**Goal**
Collect each line of the records containing the string "structured".

[Stored items from a collection]
»»

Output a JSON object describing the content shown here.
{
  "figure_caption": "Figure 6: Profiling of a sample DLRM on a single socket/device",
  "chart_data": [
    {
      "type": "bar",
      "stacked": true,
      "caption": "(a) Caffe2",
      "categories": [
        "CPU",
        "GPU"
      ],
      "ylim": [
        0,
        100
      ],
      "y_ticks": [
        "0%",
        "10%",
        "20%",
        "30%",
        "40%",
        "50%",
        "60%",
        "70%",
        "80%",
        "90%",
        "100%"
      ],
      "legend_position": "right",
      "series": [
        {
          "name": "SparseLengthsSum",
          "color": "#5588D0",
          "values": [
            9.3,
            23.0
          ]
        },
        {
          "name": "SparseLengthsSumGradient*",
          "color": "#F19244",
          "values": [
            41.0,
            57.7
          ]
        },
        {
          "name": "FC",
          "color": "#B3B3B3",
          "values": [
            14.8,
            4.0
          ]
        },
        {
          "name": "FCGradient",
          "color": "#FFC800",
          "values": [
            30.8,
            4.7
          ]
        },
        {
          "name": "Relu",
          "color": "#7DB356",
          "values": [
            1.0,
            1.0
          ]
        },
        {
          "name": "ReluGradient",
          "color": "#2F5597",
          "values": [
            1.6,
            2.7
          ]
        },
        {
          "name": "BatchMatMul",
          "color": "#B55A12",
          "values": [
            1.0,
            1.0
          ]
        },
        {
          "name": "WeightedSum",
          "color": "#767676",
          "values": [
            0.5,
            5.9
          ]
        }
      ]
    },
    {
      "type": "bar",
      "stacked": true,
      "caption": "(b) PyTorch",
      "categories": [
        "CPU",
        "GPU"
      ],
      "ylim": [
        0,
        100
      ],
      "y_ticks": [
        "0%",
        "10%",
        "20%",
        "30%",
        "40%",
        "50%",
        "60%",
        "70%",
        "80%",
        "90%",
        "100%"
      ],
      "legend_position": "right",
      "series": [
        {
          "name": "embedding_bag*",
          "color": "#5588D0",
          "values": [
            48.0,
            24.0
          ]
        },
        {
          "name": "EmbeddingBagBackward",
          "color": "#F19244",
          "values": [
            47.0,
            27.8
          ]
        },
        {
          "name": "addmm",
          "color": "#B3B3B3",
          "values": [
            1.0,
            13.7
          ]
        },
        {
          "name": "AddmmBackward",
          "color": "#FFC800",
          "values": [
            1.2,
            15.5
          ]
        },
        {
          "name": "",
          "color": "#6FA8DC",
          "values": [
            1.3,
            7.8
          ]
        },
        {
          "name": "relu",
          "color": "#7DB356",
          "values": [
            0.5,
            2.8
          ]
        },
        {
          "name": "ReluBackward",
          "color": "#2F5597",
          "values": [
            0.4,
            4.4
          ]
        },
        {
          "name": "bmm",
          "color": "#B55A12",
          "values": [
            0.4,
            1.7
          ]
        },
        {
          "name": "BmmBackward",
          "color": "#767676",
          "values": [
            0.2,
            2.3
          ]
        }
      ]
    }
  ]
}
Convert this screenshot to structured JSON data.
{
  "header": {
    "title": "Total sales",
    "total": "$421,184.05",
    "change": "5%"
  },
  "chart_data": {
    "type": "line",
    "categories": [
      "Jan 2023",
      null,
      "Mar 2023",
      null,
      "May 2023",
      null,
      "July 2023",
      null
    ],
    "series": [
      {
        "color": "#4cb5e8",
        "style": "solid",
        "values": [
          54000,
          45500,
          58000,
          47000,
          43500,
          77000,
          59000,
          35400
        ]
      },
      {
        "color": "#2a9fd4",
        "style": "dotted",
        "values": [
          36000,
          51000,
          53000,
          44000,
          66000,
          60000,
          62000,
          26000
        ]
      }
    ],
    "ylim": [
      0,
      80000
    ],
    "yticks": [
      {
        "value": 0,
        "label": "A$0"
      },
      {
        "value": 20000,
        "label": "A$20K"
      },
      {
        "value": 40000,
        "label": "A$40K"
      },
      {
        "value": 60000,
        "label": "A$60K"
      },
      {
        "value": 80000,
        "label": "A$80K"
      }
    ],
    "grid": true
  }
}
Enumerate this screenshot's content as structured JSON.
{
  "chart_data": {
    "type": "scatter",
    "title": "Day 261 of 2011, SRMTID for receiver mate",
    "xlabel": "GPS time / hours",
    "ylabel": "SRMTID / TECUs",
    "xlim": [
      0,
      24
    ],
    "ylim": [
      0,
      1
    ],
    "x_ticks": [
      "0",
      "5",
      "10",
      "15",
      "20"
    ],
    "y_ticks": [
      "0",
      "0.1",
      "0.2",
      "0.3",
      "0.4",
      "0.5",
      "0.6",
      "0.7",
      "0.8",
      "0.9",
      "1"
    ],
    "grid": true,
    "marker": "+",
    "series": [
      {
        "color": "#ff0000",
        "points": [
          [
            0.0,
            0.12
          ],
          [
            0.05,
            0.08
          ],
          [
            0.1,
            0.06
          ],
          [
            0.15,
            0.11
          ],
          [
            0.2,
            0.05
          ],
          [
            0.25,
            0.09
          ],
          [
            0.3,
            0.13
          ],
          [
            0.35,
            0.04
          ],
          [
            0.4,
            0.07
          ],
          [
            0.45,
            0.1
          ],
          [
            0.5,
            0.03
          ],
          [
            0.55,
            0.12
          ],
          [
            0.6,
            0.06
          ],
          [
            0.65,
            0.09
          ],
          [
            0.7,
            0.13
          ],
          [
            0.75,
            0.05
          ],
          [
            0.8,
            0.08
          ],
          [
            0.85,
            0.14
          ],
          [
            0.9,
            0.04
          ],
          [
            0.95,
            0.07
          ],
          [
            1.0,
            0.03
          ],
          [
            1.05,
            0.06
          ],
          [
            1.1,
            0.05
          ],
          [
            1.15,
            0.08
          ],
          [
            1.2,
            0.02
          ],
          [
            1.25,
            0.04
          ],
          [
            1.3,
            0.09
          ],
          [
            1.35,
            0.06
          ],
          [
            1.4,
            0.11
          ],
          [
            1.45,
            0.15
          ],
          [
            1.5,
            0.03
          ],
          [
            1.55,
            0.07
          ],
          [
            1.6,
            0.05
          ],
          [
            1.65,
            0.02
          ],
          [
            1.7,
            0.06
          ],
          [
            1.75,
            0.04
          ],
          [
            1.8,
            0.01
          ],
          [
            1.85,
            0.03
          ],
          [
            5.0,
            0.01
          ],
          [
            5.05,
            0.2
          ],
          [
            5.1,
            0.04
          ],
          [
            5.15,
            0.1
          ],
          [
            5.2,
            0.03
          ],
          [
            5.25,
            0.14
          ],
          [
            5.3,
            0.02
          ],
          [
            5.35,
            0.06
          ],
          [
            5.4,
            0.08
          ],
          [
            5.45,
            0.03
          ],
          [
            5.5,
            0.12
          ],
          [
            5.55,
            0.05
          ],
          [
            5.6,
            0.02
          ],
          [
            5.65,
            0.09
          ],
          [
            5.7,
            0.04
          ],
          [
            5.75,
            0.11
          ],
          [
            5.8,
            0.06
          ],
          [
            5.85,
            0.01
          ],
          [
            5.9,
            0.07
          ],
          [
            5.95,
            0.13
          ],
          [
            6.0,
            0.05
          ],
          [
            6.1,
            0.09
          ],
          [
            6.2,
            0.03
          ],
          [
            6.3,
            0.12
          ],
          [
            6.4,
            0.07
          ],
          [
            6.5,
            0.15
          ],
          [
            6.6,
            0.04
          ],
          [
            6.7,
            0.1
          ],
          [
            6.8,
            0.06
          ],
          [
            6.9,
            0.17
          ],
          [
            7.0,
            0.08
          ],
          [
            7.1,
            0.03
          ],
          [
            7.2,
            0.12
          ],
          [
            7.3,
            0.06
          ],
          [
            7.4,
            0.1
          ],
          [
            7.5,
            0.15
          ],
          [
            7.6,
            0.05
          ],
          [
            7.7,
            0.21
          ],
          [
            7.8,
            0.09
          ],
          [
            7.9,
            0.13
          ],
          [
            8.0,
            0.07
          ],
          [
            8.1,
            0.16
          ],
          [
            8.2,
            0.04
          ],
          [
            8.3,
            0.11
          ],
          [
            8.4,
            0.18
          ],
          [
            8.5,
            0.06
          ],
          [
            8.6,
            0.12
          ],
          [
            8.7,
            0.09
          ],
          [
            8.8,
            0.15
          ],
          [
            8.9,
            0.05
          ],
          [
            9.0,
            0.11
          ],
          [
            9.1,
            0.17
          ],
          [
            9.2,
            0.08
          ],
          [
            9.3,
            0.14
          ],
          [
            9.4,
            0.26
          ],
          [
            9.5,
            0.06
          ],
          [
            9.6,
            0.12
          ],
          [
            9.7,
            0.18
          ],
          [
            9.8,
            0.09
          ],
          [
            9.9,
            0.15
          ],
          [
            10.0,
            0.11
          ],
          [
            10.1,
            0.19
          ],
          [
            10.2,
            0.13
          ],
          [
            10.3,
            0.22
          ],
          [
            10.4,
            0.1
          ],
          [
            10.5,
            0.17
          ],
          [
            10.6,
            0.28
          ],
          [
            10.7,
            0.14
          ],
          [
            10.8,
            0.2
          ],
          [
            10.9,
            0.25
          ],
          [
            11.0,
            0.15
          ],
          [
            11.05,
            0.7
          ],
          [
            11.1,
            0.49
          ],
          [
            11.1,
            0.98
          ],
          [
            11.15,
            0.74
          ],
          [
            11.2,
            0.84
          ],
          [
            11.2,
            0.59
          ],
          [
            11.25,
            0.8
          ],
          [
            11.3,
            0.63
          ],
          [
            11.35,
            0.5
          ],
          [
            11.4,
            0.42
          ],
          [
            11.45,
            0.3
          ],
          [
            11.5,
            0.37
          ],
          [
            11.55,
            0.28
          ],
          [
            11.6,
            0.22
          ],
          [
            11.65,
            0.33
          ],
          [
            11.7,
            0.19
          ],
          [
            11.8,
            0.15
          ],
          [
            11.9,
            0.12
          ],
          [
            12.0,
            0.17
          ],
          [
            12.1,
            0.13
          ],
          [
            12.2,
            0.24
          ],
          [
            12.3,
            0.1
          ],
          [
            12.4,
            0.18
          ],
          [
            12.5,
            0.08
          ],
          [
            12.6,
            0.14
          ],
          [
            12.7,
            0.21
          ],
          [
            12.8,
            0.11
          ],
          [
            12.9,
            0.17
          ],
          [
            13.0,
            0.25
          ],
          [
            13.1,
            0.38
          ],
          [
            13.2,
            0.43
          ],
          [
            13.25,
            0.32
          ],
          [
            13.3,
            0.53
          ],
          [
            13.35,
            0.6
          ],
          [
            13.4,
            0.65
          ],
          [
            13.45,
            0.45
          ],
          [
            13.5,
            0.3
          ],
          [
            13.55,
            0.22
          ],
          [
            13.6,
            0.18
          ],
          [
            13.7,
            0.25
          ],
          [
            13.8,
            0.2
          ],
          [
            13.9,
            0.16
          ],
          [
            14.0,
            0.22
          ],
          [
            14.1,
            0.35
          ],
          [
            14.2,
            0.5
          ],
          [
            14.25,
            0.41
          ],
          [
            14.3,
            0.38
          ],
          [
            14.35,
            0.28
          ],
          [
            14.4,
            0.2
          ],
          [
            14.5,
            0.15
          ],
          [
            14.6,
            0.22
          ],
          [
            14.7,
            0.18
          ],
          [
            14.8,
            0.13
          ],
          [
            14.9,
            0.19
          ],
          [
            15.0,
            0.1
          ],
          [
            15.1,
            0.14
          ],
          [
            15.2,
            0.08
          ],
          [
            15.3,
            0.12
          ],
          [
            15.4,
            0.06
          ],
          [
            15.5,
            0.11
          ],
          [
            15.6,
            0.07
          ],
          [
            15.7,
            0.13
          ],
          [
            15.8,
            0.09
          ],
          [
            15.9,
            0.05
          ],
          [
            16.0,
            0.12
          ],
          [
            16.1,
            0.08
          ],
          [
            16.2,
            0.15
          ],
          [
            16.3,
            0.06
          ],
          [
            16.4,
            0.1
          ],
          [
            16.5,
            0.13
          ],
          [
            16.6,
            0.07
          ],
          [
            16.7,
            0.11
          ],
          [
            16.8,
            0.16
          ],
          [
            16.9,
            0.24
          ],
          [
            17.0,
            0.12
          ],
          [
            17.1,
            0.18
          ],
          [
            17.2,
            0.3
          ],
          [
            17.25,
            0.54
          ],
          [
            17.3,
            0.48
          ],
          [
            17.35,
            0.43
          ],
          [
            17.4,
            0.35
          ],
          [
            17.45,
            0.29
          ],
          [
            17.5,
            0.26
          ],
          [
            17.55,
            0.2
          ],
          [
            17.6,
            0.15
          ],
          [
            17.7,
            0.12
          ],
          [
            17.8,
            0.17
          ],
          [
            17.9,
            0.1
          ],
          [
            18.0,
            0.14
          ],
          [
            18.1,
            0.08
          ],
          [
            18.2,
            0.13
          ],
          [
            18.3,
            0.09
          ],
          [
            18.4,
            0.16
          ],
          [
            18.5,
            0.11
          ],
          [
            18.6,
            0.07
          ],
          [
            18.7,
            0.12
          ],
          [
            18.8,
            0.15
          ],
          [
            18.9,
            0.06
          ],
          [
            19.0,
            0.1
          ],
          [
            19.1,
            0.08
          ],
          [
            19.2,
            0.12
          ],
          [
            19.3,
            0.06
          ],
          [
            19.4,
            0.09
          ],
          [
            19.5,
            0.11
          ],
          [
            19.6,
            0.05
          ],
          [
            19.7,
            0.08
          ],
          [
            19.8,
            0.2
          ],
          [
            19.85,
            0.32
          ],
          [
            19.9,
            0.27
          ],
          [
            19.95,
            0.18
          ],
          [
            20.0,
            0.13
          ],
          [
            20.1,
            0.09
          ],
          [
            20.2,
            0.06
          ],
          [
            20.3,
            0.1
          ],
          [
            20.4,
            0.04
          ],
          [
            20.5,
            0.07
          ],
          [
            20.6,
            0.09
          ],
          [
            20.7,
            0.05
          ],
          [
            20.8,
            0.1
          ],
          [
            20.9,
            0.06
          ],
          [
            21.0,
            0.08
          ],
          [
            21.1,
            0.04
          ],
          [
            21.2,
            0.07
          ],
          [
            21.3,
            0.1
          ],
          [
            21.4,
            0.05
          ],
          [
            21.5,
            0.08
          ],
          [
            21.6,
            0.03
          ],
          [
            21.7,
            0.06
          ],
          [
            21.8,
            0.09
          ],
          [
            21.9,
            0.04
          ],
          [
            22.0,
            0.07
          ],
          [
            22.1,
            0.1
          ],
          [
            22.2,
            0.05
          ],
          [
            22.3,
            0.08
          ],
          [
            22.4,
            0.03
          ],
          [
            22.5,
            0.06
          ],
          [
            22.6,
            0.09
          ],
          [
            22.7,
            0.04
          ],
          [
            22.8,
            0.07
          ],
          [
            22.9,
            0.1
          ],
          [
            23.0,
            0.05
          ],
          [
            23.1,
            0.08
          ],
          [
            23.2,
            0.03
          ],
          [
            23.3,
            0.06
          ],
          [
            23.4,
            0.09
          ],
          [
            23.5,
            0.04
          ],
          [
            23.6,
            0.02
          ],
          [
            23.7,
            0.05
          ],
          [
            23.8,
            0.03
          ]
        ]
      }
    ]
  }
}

««

**Task answer**
Convert this screenshot to structured JSON data.
Enumerate this screenshot's content as structured JSON.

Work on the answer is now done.